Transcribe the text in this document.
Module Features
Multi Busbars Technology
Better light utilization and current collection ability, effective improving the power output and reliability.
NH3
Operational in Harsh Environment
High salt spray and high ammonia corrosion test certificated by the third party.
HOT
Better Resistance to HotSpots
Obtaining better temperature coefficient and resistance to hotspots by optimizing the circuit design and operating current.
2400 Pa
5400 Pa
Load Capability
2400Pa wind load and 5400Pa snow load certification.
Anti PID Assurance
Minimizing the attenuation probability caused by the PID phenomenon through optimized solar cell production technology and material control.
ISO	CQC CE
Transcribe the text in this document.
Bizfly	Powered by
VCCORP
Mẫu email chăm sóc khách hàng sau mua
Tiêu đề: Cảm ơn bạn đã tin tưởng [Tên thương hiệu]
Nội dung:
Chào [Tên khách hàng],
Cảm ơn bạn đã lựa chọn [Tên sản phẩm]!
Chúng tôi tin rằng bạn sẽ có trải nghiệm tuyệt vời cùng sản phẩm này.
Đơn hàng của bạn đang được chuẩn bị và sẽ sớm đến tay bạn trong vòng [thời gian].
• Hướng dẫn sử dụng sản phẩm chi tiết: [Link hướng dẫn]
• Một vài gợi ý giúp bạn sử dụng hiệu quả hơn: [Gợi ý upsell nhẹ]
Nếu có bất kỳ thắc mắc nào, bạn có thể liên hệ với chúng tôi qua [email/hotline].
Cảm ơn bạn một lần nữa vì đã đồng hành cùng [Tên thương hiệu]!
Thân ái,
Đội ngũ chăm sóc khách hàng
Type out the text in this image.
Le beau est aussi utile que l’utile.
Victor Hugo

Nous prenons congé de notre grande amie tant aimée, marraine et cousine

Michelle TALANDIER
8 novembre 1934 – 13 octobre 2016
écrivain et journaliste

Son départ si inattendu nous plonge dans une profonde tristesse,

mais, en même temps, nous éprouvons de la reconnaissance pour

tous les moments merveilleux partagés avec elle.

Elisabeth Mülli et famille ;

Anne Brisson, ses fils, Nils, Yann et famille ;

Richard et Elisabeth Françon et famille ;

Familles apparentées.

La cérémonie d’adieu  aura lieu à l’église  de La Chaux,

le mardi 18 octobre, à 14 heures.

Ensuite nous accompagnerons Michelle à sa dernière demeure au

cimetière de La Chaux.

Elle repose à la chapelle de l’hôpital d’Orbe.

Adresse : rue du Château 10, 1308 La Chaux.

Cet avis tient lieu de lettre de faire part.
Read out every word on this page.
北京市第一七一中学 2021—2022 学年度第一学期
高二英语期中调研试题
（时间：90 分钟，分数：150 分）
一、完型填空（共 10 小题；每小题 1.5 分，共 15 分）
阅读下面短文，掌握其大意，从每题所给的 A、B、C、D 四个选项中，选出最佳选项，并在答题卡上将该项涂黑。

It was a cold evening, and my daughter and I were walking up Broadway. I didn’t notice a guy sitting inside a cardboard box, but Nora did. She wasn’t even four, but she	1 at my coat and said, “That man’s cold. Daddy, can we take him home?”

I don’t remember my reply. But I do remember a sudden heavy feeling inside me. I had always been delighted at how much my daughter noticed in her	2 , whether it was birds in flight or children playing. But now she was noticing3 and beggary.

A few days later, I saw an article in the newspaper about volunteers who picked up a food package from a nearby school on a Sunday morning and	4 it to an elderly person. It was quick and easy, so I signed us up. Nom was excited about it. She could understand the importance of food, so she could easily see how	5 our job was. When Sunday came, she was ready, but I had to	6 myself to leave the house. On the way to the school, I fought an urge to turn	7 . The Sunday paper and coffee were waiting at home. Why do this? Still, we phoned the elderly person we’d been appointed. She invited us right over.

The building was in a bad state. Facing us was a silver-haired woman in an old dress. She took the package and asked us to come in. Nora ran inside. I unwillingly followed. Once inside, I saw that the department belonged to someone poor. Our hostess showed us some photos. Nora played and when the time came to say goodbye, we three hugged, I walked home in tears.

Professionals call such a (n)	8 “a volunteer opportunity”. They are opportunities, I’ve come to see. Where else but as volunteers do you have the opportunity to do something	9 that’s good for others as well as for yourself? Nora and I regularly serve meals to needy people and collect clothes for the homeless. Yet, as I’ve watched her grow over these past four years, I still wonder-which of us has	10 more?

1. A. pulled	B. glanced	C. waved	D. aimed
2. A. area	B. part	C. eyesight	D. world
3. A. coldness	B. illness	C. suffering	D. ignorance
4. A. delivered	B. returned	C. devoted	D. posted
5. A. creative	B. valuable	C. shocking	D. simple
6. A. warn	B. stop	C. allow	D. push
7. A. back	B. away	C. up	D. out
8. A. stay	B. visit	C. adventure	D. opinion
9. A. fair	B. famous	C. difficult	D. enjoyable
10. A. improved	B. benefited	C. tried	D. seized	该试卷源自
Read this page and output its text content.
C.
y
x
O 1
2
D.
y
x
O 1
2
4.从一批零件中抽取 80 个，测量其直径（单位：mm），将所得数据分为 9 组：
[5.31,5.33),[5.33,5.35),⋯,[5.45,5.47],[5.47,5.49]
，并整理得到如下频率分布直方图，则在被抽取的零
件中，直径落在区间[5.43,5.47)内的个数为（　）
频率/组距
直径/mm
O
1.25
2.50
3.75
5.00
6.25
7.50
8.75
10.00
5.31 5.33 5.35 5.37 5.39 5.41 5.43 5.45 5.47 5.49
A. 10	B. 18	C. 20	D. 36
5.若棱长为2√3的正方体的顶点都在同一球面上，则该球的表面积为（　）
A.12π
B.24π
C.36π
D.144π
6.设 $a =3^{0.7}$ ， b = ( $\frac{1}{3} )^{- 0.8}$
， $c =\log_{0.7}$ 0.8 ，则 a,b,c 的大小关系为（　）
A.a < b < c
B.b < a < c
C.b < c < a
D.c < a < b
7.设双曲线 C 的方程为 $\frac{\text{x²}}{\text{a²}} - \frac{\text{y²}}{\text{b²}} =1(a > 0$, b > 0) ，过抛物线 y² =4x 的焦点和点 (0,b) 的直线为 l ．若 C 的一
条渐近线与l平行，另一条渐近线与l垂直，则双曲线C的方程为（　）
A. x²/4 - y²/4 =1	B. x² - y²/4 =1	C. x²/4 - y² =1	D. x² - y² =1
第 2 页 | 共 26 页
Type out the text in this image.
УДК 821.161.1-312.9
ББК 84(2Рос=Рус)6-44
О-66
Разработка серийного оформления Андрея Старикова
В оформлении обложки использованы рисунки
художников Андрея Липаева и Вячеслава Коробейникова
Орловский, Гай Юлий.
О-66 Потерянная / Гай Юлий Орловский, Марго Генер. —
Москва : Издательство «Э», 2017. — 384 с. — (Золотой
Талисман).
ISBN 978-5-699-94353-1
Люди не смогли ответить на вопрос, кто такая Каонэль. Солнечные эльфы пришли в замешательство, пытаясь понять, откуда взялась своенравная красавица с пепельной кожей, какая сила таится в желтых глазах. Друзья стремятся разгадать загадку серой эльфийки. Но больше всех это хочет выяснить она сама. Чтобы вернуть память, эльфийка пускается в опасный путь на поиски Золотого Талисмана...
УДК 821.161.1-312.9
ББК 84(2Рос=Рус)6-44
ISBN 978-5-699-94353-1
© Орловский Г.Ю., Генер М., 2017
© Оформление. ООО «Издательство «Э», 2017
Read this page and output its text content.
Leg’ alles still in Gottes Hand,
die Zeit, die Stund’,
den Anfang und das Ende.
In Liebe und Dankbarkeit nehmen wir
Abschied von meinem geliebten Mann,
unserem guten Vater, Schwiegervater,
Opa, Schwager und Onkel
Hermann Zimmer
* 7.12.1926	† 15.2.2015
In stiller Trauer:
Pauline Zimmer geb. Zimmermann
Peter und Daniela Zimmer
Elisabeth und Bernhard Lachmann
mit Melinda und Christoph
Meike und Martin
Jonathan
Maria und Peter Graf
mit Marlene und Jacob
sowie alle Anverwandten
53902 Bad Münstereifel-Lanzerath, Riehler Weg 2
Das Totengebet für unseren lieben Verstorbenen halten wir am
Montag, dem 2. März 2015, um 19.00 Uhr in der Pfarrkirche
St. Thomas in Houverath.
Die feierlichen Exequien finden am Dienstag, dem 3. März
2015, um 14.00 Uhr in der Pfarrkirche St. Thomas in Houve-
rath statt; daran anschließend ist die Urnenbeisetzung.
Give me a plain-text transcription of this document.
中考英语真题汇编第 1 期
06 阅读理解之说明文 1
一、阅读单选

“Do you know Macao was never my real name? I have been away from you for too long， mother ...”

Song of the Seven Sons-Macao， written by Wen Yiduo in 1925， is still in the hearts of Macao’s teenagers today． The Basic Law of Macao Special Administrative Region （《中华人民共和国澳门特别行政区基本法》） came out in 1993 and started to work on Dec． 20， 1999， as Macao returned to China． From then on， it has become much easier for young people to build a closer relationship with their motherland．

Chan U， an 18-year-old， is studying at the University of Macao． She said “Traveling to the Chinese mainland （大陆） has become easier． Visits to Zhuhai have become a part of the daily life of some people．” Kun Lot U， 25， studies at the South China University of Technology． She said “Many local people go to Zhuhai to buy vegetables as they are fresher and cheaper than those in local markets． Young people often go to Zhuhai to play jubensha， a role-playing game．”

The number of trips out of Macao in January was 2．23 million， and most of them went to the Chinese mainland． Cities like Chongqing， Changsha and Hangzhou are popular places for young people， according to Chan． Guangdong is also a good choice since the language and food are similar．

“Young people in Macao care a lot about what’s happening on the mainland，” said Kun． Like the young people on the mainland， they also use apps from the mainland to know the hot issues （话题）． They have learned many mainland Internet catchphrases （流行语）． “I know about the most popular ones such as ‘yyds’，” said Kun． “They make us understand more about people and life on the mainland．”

Directive: From the entries above, copy every line that holds the word "Michelle".

Output for this exercise:
Michelle TALANDIER
Ensuite nous accompagnerons Michelle à sa dernière demeure au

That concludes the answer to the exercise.